TEXT SEGMENT
☆ ☆ ☆ ☆ ☆ ☆ ☆

Former NASA employee ignites space talk in local schools

Stawamus Elementary School students sit cross-legged on the gymnasium floor.

"So where do you want to start? Any ideas?" Jim Meyer asks.

Hands shoot up in every direction. Meyer picks a straight-backed boy at the end of a row.

"Mars," he enthusiastically says.

For 37 years, Meyer had his eyes on the stars. His T-shirt, which reads "Let's do launch," hints at his career as a National Aeronautics and Space Association (NASA) launch operations manager. He saw 162 launches at NASA, which included 10 Mars missions - the last one being the successful Curiosity rover that's now exploring the planet's surface.

"The Curiosity landed on Mars on Aug. 5, which was Neil Armstrong's birthday," the seasonal Squamish resident says.

He stutters and then takes a moment to remember his hero, who died on Aug. 25. As the first man who walked on the moon inspired him, Meyer hopes his Mars mission presentations will instil the same space lust in these students. On Monday (Sept. 17), Meyer spoke with students in Bralorne, 60 miles west of Lillooet. Tomorrow (Sept. 21), he'll be at the Squamish Montessori School.

The Curiosity's journey and safe arrival on the Red Planet is nothing short of a miracle, Meyer says. The size of a small SUV, the equipment withstood temperatures up to 1,600 degrees Celsius - twice as hot as lava - upon entry into Mars's atmosphere.

To slow its speed from 20,941 kilometres per hour to zero, the Curiosity changed shape six times, a process that required 76 pyrotechnic devices. Then there's the largest supersonic parachute ever made, a 100-pound chute created to deal with 65,000 pounds of force.

☆ ☆ ☆ ☆ ☆ ☆ ☆

SUPPLIED DATA

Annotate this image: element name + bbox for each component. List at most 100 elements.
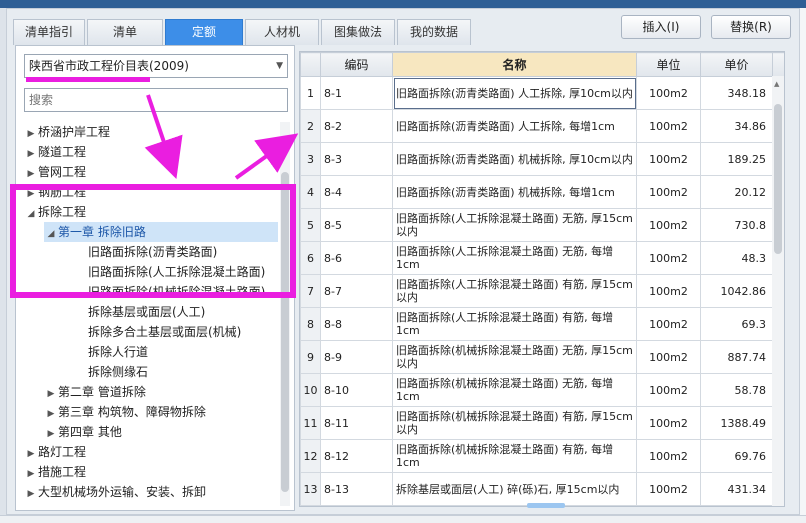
catalog-select[interactable]: 陕西省市政工程价目表(2009) ▼ (24, 54, 288, 78)
unit-cell[interactable]: 100m2 (636, 307, 701, 341)
caret-right-icon[interactable]: ▶ (24, 184, 38, 204)
table-row[interactable]: 6 8-6 旧路面拆除(人工拆除混凝土路面) 无筋, 每增1cm 100m2 48.3 (300, 241, 785, 275)
code-cell[interactable]: 8-8 (320, 307, 393, 341)
tree-leaf[interactable]: 拆除基层或面层(人工) (88, 302, 205, 322)
name-cell[interactable]: 拆除基层或面层(人工) 碎(砾)石, 每增5cm (392, 505, 637, 506)
unit-cell[interactable]: 100m2 (636, 274, 701, 308)
tab-atlas-method[interactable]: 图集做法 (321, 19, 395, 45)
caret-right-icon[interactable]: ▶ (44, 424, 58, 444)
price-cell[interactable]: 69.76 (700, 439, 773, 473)
table-row[interactable]: 12 8-12 旧路面拆除(机械拆除混凝土路面) 有筋, 每增1cm 100m2 69.… (300, 439, 785, 473)
unit-cell[interactable]: 100m2 (636, 472, 701, 506)
tree-node[interactable]: ▶ 路灯工程 (24, 442, 86, 462)
column-header-unit[interactable]: 单位 (636, 52, 701, 77)
tree-node[interactable]: ▶ 管网工程 (24, 162, 86, 182)
code-cell[interactable]: 8-14 (320, 505, 393, 506)
price-cell[interactable]: 730.8 (700, 208, 773, 242)
table-row[interactable]: 13 8-13 拆除基层或面层(人工) 碎(砾)石, 厚15cm以内 100m2 431… (300, 472, 785, 506)
column-header-name[interactable]: 名称 (392, 52, 637, 77)
row-number-cell[interactable]: 11 (300, 406, 321, 440)
code-cell[interactable]: 8-3 (320, 142, 393, 176)
price-cell[interactable]: 34.86 (700, 109, 773, 143)
search-input[interactable] (24, 88, 288, 112)
unit-cell[interactable]: 100m2 (636, 340, 701, 374)
price-cell[interactable]: 887.74 (700, 340, 773, 374)
caret-right-icon[interactable]: ▶ (24, 164, 38, 184)
tree-scrollbar-thumb[interactable] (281, 172, 289, 492)
unit-cell[interactable]: 100m2 (636, 241, 701, 275)
table-row[interactable]: 4 8-4 旧路面拆除(沥青类路面) 机械拆除, 每增1cm 100m2 20.12 (300, 175, 785, 209)
row-number-cell[interactable]: 3 (300, 142, 321, 176)
code-cell[interactable]: 8-5 (320, 208, 393, 242)
table-row[interactable]: 5 8-5 旧路面拆除(人工拆除混凝土路面) 无筋, 厚15cm以内 100m2 730… (300, 208, 785, 242)
caret-right-icon[interactable]: ▶ (24, 144, 38, 164)
tree-node[interactable]: ▶ 措施工程 (24, 462, 86, 482)
code-cell[interactable]: 8-6 (320, 241, 393, 275)
caret-right-icon[interactable]: ▶ (24, 444, 38, 464)
tab-bill[interactable]: 清单 (87, 19, 163, 45)
caret-right-icon[interactable]: ▶ (24, 124, 38, 144)
price-cell[interactable]: 431.34 (700, 472, 773, 506)
row-number-cell[interactable]: 6 (300, 241, 321, 275)
price-cell[interactable]: 1042.86 (700, 274, 773, 308)
row-number-cell[interactable]: 4 (300, 175, 321, 209)
scroll-up-icon[interactable]: ▲ (774, 80, 779, 88)
price-cell[interactable]: 142.8 (700, 505, 773, 506)
name-cell[interactable]: 旧路面拆除(机械拆除混凝土路面) 有筋, 每增1cm (392, 439, 637, 473)
name-cell[interactable]: 旧路面拆除(沥青类路面) 机械拆除, 厚10cm以内 (392, 142, 637, 176)
unit-cell[interactable]: 100m2 (636, 208, 701, 242)
code-cell[interactable]: 8-10 (320, 373, 393, 407)
tree-leaf[interactable]: 拆除侧缘石 (88, 362, 148, 382)
unit-cell[interactable]: 100m2 (636, 505, 701, 506)
table-row[interactable]: 10 8-10 旧路面拆除(机械拆除混凝土路面) 无筋, 每增1cm 100m2 58.… (300, 373, 785, 407)
tab-quota[interactable]: 定额 (165, 19, 243, 45)
caret-down-icon[interactable]: ◢ (24, 204, 38, 224)
table-row[interactable]: 7 8-7 旧路面拆除(人工拆除混凝土路面) 有筋, 厚15cm以内 100m2 104… (300, 274, 785, 308)
code-cell[interactable]: 8-9 (320, 340, 393, 374)
table-row[interactable]: 11 8-11 旧路面拆除(机械拆除混凝土路面) 有筋, 厚15cm以内 100m2 1… (300, 406, 785, 440)
tree-leaf[interactable]: 拆除人行道 (88, 342, 148, 362)
name-cell[interactable]: 旧路面拆除(沥青类路面) 人工拆除, 厚10cm以内 (392, 76, 637, 110)
code-cell[interactable]: 8-12 (320, 439, 393, 473)
price-cell[interactable]: 48.3 (700, 241, 773, 275)
row-number-cell[interactable]: 7 (300, 274, 321, 308)
name-cell[interactable]: 旧路面拆除(机械拆除混凝土路面) 无筋, 厚15cm以内 (392, 340, 637, 374)
row-number-cell[interactable]: 8 (300, 307, 321, 341)
tree-node[interactable]: ▶ 钢筋工程 (24, 182, 86, 202)
insert-button[interactable]: 插入(I) (621, 15, 701, 39)
row-number-cell[interactable]: 14 (300, 505, 321, 506)
table-row[interactable]: 9 8-9 旧路面拆除(机械拆除混凝土路面) 无筋, 厚15cm以内 100m2 887… (300, 340, 785, 374)
table-row[interactable]: 3 8-3 旧路面拆除(沥青类路面) 机械拆除, 厚10cm以内 100m2 189.2… (300, 142, 785, 176)
grid-scrollbar-thumb[interactable] (774, 104, 782, 254)
code-cell[interactable]: 8-4 (320, 175, 393, 209)
splitter-grip[interactable] (527, 503, 565, 508)
caret-right-icon[interactable]: ▶ (24, 484, 38, 504)
unit-cell[interactable]: 100m2 (636, 142, 701, 176)
price-cell[interactable]: 69.3 (700, 307, 773, 341)
price-cell[interactable]: 189.25 (700, 142, 773, 176)
row-number-cell[interactable]: 9 (300, 340, 321, 374)
row-number-cell[interactable]: 10 (300, 373, 321, 407)
tree-leaf[interactable]: 旧路面拆除(人工拆除混凝土路面) (88, 262, 265, 282)
caret-right-icon[interactable]: ▶ (44, 384, 58, 404)
name-cell[interactable]: 旧路面拆除(人工拆除混凝土路面) 无筋, 每增1cm (392, 241, 637, 275)
name-cell[interactable]: 旧路面拆除(沥青类路面) 机械拆除, 每增1cm (392, 175, 637, 209)
code-cell[interactable]: 8-2 (320, 109, 393, 143)
tree-leaf[interactable]: 旧路面拆除(沥青类路面) (88, 242, 217, 262)
price-cell[interactable]: 348.18 (700, 76, 773, 110)
tree-scrollbar[interactable] (280, 122, 290, 506)
caret-right-icon[interactable]: ▶ (24, 464, 38, 484)
unit-cell[interactable]: 100m2 (636, 373, 701, 407)
unit-cell[interactable]: 100m2 (636, 406, 701, 440)
row-number-cell[interactable]: 1 (300, 76, 321, 110)
tree-leaf[interactable]: 拆除多合土基层或面层(机械) (88, 322, 241, 342)
code-cell[interactable]: 8-13 (320, 472, 393, 506)
code-cell[interactable]: 8-11 (320, 406, 393, 440)
name-cell[interactable]: 拆除基层或面层(人工) 碎(砾)石, 厚15cm以内 (392, 472, 637, 506)
price-cell[interactable]: 58.78 (700, 373, 773, 407)
unit-cell[interactable]: 100m2 (636, 109, 701, 143)
price-cell[interactable]: 1388.49 (700, 406, 773, 440)
tree-node[interactable]: ▶ 隧道工程 (24, 142, 86, 162)
tree-node-selected[interactable]: ◢ 第一章 拆除旧路 (44, 222, 278, 242)
grid-scrollbar[interactable]: ▲ (772, 76, 784, 506)
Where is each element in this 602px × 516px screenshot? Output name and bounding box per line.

☆ ☆ ☆ ☆ ☆ ☆ ☆

REQUIRED TASKS
1. In the article about the former NASA employee, how many launches did Jim Meyer see at NASA?
2. Write a continuation of the article about the former NASA employee, starting after its last sentence.
The rows come from a different source than the article about the former NASA employee.

FINAL RESULTS
1. He saw 162 launches.

2.
"Sixty per cent of our missions to Mars failed," Meyer adds.

The Curiosity has sent pictures back to Earth, the most recent being a self-portrait as scientists checked over the rover's devices. Last Thursday (Sept. 13), the Curiosity was wrapping up an extensive instrument check. Now its headed for the Glenelg, a dark patch of soil where scientists believe three types of rock intersect.

But the Curiosity's brother, the Opportunity, snagged the headlines last week, after photographing a geological mystery. Unlike iron-rich spherules nicknamed "blueberries" which the rover uncovered at its landing site in early 2004, the spheres do not share the same high iron content, NASA officials said in a statement.

As Meyer's presentation comes to a close, the students gear up for a crowd favourite - a countdown with the video of launch of the Atlas V rocket that carried the Curiosity into space.

"10, 9, 8, 7, 6, 5, 4, 3, 2, 1," they chant.

The rockets blast off. Smoke and a blazing flame flash across the screen. A wave of "oohs" and aahs" ripple through the classroom filled with wide-eyed students.